• The records:
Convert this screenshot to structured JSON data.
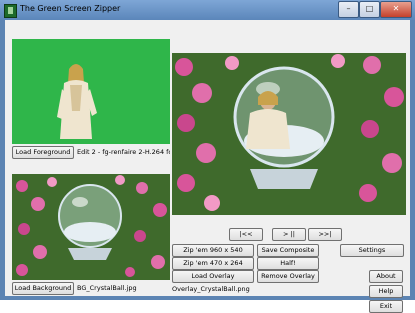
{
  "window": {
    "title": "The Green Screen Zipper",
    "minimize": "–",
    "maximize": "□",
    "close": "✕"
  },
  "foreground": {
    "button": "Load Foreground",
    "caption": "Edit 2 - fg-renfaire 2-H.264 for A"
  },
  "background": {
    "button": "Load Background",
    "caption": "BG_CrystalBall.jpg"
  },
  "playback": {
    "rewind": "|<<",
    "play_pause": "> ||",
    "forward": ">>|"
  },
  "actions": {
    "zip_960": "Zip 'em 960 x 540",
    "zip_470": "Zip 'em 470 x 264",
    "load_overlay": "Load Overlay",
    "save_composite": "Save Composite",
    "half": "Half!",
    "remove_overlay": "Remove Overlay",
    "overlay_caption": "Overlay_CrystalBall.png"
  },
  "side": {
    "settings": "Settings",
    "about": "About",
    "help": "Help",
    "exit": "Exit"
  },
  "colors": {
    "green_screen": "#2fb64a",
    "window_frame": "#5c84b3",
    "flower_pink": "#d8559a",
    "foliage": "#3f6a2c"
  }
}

• Short task: The entries above are to be returned exactly, without their pictures.

• Answer to the task:
Convert this screenshot to structured JSON data.
{
  "window": {
    "title": "The Green Screen Zipper",
    "minimize": "–",
    "maximize": "□",
    "close": "✕"
  },
  "foreground": {
    "button": "Load Foreground",
    "caption": "Edit 2 - fg-renfaire 2-H.264 for A"
  },
  "background": {
    "button": "Load Background",
    "caption": "BG_CrystalBall.jpg"
  },
  "playback": {
    "rewind": "|<<",
    "play_pause": "> ||",
    "forward": ">>|"
  },
  "actions": {
    "zip_960": "Zip 'em 960 x 540",
    "zip_470": "Zip 'em 470 x 264",
    "load_overlay": "Load Overlay",
    "save_composite": "Save Composite",
    "half": "Half!",
    "remove_overlay": "Remove Overlay",
    "overlay_caption": "Overlay_CrystalBall.png"
  },
  "side": {
    "settings": "Settings",
    "about": "About",
    "help": "Help",
    "exit": "Exit"
  },
  "colors": {
    "green_screen": "#2fb64a",
    "window_frame": "#5c84b3",
    "flower_pink": "#d8559a",
    "foliage": "#3f6a2c"
  }
}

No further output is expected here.